◆ Written instruction
Look through the listing below and give the number of lines that hold "color". Say nothing more.

◆ Material provided
====================
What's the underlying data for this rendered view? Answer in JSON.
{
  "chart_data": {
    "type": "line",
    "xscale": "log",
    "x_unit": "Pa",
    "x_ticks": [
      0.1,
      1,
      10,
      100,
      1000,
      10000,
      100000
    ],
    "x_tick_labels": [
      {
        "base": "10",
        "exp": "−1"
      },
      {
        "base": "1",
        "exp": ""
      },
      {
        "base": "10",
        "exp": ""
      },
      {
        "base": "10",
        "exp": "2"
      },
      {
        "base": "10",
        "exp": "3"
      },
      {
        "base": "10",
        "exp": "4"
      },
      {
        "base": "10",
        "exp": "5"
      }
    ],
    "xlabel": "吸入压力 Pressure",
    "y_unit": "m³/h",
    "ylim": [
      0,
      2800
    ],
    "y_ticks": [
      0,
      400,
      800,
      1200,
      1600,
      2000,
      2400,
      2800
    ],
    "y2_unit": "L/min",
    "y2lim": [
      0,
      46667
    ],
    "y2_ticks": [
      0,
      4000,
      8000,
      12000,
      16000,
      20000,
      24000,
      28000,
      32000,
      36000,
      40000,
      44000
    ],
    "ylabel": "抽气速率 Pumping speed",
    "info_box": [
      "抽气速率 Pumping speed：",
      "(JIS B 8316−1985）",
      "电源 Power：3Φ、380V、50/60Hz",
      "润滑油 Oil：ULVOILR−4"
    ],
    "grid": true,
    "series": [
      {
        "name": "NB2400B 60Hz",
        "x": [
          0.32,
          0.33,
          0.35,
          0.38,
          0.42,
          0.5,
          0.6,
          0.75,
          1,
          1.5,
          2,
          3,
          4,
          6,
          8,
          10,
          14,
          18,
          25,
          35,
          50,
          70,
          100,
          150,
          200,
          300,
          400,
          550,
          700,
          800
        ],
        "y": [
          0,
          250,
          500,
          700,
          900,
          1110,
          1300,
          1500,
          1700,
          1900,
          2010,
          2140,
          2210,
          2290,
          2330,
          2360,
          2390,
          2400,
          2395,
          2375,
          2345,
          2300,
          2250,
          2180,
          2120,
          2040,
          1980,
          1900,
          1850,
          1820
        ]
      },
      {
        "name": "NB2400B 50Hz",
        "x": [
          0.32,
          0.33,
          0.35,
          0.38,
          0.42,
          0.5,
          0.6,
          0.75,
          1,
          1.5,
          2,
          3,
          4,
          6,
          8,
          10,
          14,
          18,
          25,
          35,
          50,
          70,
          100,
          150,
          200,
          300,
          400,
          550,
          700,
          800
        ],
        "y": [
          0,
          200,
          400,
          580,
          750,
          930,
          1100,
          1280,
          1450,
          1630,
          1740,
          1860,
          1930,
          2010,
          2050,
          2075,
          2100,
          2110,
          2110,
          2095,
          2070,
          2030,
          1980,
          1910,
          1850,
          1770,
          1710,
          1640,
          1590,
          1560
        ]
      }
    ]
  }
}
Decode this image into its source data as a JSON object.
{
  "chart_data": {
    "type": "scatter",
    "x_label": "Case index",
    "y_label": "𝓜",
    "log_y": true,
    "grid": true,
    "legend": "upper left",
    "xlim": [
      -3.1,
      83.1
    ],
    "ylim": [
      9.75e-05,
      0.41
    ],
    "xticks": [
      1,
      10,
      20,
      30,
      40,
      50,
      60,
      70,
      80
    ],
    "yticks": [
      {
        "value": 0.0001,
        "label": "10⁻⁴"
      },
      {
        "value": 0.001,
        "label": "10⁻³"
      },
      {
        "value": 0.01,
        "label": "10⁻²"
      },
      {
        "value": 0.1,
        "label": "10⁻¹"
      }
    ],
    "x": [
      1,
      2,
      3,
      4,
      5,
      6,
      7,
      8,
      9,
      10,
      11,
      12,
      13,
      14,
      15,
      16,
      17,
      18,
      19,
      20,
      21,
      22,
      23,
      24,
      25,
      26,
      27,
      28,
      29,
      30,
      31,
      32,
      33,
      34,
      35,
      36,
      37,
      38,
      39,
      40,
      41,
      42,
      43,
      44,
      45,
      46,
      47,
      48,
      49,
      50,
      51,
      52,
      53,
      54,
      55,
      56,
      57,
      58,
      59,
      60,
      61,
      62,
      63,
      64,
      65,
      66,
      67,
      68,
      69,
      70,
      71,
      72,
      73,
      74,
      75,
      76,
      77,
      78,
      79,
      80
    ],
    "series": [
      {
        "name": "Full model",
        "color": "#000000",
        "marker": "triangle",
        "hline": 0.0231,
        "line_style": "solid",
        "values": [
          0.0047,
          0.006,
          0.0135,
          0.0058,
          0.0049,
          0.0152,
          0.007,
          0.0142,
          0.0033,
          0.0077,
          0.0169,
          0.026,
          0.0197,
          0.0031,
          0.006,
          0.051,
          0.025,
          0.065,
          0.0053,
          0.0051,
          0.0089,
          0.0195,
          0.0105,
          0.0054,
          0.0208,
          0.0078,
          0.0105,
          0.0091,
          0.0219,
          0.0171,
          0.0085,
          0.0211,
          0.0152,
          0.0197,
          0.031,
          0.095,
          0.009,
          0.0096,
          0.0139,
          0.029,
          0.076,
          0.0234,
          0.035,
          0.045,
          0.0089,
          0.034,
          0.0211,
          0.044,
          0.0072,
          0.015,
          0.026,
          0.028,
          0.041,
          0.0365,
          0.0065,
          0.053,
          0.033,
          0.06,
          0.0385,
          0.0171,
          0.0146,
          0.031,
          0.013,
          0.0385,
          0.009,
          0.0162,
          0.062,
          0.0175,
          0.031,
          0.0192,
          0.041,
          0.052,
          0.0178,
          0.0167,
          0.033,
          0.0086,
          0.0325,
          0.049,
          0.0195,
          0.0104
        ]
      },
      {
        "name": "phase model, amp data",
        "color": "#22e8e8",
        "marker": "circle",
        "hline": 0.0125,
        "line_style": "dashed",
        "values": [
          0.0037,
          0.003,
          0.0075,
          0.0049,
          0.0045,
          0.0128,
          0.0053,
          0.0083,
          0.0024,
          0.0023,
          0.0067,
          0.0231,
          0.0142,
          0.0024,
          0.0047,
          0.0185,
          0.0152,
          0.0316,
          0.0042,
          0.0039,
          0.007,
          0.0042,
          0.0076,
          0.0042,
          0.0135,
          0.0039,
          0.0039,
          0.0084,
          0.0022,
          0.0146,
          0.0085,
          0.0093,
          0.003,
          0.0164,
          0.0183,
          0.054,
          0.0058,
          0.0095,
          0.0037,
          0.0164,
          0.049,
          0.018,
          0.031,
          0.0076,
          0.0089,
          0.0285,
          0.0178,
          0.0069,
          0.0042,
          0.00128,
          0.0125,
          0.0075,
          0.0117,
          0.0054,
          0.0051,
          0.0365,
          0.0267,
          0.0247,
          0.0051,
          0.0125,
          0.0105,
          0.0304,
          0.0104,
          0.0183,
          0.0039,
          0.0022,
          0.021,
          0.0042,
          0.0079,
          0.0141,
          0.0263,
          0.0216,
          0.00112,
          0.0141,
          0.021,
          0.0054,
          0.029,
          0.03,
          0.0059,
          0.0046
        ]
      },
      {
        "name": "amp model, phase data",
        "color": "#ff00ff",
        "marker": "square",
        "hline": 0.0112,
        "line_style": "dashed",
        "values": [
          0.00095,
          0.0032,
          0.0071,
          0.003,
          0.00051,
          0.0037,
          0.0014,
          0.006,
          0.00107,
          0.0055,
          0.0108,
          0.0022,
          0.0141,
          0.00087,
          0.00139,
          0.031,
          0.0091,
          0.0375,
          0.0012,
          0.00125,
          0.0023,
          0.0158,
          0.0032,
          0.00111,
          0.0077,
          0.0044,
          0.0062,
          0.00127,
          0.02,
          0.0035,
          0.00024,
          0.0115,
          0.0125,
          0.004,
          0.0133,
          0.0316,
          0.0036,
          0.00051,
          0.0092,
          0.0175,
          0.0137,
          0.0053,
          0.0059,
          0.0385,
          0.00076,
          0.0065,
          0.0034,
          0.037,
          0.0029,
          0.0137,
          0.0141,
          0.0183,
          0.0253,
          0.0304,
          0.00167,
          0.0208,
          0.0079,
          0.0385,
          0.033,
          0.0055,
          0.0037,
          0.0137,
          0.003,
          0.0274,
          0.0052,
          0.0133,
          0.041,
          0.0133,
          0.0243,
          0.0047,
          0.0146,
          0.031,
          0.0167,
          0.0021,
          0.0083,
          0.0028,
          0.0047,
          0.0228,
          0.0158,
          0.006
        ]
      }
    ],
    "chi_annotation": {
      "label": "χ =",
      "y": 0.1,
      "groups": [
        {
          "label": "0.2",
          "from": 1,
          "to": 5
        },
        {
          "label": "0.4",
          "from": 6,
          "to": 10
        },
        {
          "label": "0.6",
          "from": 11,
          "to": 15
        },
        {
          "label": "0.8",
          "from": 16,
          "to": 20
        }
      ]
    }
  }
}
====================
◆ Written reply
3